[Stated task] Locate every line below that contains the string "LYRIC" and copy each one. Only matches in the same case count.

Region boundary data:

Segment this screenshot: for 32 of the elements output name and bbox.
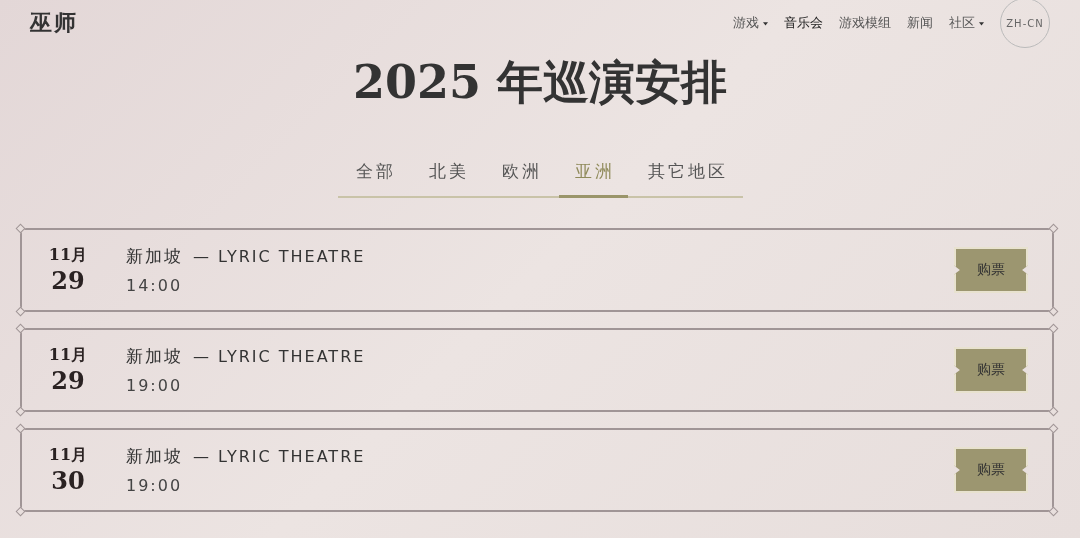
nav-link[interactable]: 社区 — [949, 14, 984, 32]
page-title: 2025 年巡演安排 — [351, 54, 728, 111]
nav-link[interactable]: 新闻 — [907, 14, 933, 32]
nav-link[interactable]: 游戏 — [733, 14, 768, 32]
caret-icon — [979, 20, 984, 26]
event-time: 14:00 — [126, 276, 184, 295]
event-time: 19:00 — [126, 476, 184, 495]
event-day: 30 — [51, 466, 85, 495]
region-tab[interactable]: 北美 — [412, 156, 482, 198]
region-tab[interactable]: 欧洲 — [485, 156, 555, 198]
event-day: 29 — [51, 266, 85, 295]
event-city: 新加坡 — [126, 245, 183, 268]
buy-ticket-button[interactable]: 购票 — [954, 447, 1028, 493]
language-button[interactable]: ZH-CN — [1000, 0, 1050, 48]
event-day: 29 — [51, 366, 85, 395]
event-venue: — LYRIC THEATRE — [193, 247, 366, 266]
logo[interactable]: 巫师 — [30, 8, 78, 38]
region-tab[interactable]: 全部 — [339, 156, 409, 198]
nav-link[interactable]: 游戏模组 — [839, 14, 891, 32]
event-venue: — LYRIC THEATRE — [193, 347, 366, 366]
event-month: 11月 — [48, 245, 88, 266]
event-month: 11月 — [48, 445, 88, 466]
event-venue: — LYRIC THEATRE — [193, 447, 366, 466]
caret-icon — [763, 20, 768, 26]
nav-link[interactable]: 音乐会 — [784, 14, 823, 32]
event-month: 11月 — [48, 345, 88, 366]
event-city: 新加坡 — [126, 445, 183, 468]
event-time: 19:00 — [126, 376, 184, 395]
buy-ticket-button[interactable]: 购票 — [954, 347, 1028, 393]
buy-ticket-button[interactable]: 购票 — [954, 247, 1028, 293]
event-city: 新加坡 — [126, 345, 183, 368]
region-tab[interactable]: 其它地区 — [631, 156, 741, 198]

[Exercise response]
event-venue: — LYRIC THEATRE — [193, 247, 366, 266]
event-venue: — LYRIC THEATRE — [193, 347, 366, 366]
event-venue: — LYRIC THEATRE — [193, 447, 366, 466]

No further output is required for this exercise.